◆ EXERCISE ◆
Any picture among the records should be left out, please; retype the rest exactly.

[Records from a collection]

-- BEGIN --

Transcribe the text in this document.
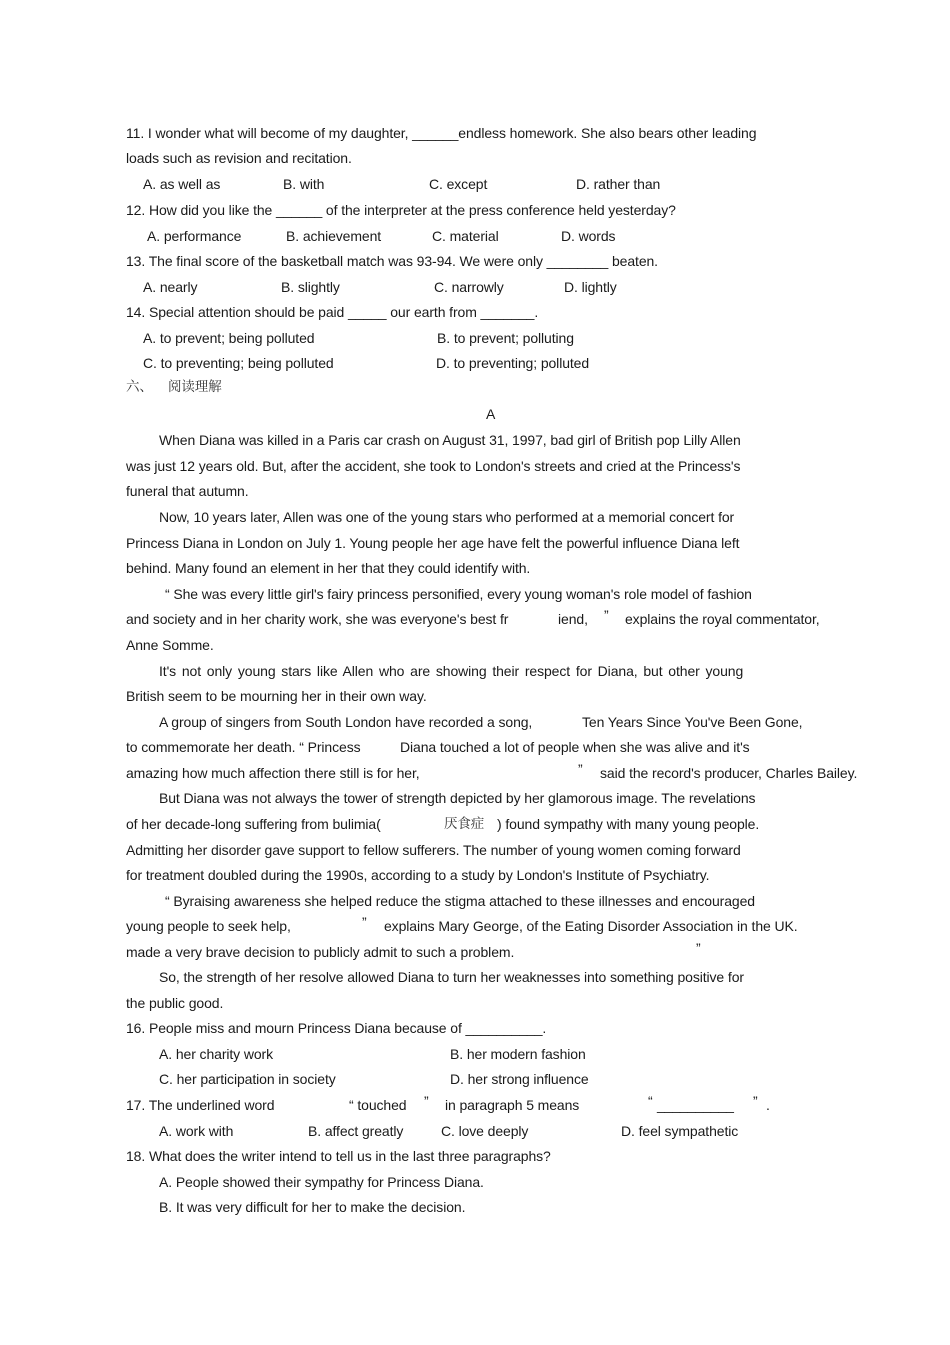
11. I wonder what will become of my daughter, ______endless homework. She also bears other leading
loads such as revision and recitation.
A. as well as	B. with	C. except	D. rather than
12. How did you like the ______ of the interpreter at the press conference held yesterday?
A. performance	B. achievement	C. material	D. words
13. The final score of the basketball match was 93-94. We were only ________ beaten.
A. nearly	B. slightly	C. narrowly	D. lightly
14. Special attention should be paid _____ our earth from _______.
A. to prevent; being polluted	B. to prevent; polluting
C. to preventing; being polluted	D. to preventing; polluted
六、 阅读理解
A
When Diana was killed in a Paris car crash on August 31, 1997, bad girl of British pop Lilly Allen
was just 12 years old. But, after the accident, she took to London's streets and cried at the Princess's
funeral that autumn.
Now, 10 years later, Allen was one of the young stars who performed at a memorial concert for
Princess Diana in London on July 1. Young people her age have felt the powerful influence Diana left
behind. Many found an element in her that they could identify with.
“ She was every little girl's fairy princess personified, every young woman's role model of fashion
and society and in her charity work, she was everyone's best fr	iend, ” explains the royal commentator,
Anne Somme.
It's not only young stars like Allen who are showing their respect for Diana, but other young
British seem to be mourning her in their own way.
A group of singers from South London have recorded a song,	Ten Years Since You've Been Gone,
to commemorate her death. “ Princess	Diana touched a lot of people when she was alive and it's
amazing how much affection there still is for her,	” said the record's producer, Charles Bailey.
But Diana was not always the tower of strength depicted by her glamorous image. The revelations
of her decade-long suffering from bulimia(	厌食症 ) found sympathy with many young people.
Admitting her disorder gave support to fellow sufferers. The number of young women coming forward
for treatment doubled during the 1990s, according to a study by London's Institute of Psychiatry.
“ Byraising awareness she helped reduce the stigma attached to these illnesses and encouraged
young people to seek help,	” explains Mary George, of the Eating Disorder Association in the UK.
made a very brave decision to publicly admit to such a problem.	”
So, the strength of her resolve allowed Diana to turn her weaknesses into something positive for
the public good.
16. People miss and mourn Princess Diana because of __________.
A. her charity work	B. her modern fashion
C. her participation in society	D. her strong influence
17. The underlined word	“ touched ” in paragraph 5 means	“ __________ ” .
A. work with	B. affect greatly	C. love deeply	D. feel sympathetic
18. What does the writer intend to tell us in the last three paragraphs?
A. People showed their sympathy for Princess Diana.
B. It was very difficult for her to make the decision.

-- END --

◆ RESPONSE ◆
Transcribe the text in this document.
11. I wonder what will become of my daughter, ______endless homework. She also bears other leading
loads such as revision and recitation.
A. as well as	B. with	C. except	D. rather than
12. How did you like the ______ of the interpreter at the press conference held yesterday?
A. performance	B. achievement	C. material	D. words
13. The final score of the basketball match was 93-94. We were only ________ beaten.
A. nearly	B. slightly	C. narrowly	D. lightly
14. Special attention should be paid _____ our earth from _______.
A. to prevent; being polluted	B. to prevent; polluting
C. to preventing; being polluted	D. to preventing; polluted
六、 阅读理解
A
When Diana was killed in a Paris car crash on August 31, 1997, bad girl of British pop Lilly Allen
was just 12 years old. But, after the accident, she took to London's streets and cried at the Princess's
funeral that autumn.
Now, 10 years later, Allen was one of the young stars who performed at a memorial concert for
Princess Diana in London on July 1. Young people her age have felt the powerful influence Diana left
behind. Many found an element in her that they could identify with.
“ She was every little girl's fairy princess personified, every young woman's role model of fashion
and society and in her charity work, she was everyone's best fr	iend, ” explains the royal commentator,
Anne Somme.
It's not only young stars like Allen who are showing their respect for Diana, but other young
British seem to be mourning her in their own way.
A group of singers from South London have recorded a song,	Ten Years Since You've Been Gone,
to commemorate her death. “ Princess	Diana touched a lot of people when she was alive and it's
amazing how much affection there still is for her,	” said the record's producer, Charles Bailey.
But Diana was not always the tower of strength depicted by her glamorous image. The revelations
of her decade-long suffering from bulimia(	厌食症 ) found sympathy with many young people.
Admitting her disorder gave support to fellow sufferers. The number of young women coming forward
for treatment doubled during the 1990s, according to a study by London's Institute of Psychiatry.
“ Byraising awareness she helped reduce the stigma attached to these illnesses and encouraged
young people to seek help,	” explains Mary George, of the Eating Disorder Association in the UK.
made a very brave decision to publicly admit to such a problem.	”
So, the strength of her resolve allowed Diana to turn her weaknesses into something positive for
the public good.
16. People miss and mourn Princess Diana because of __________.
A. her charity work	B. her modern fashion
C. her participation in society	D. her strong influence
17. The underlined word	“ touched ” in paragraph 5 means	“ __________ ” .
A. work with	B. affect greatly	C. love deeply	D. feel sympathetic
18. What does the writer intend to tell us in the last three paragraphs?
A. People showed their sympathy for Princess Diana.
B. It was very difficult for her to make the decision.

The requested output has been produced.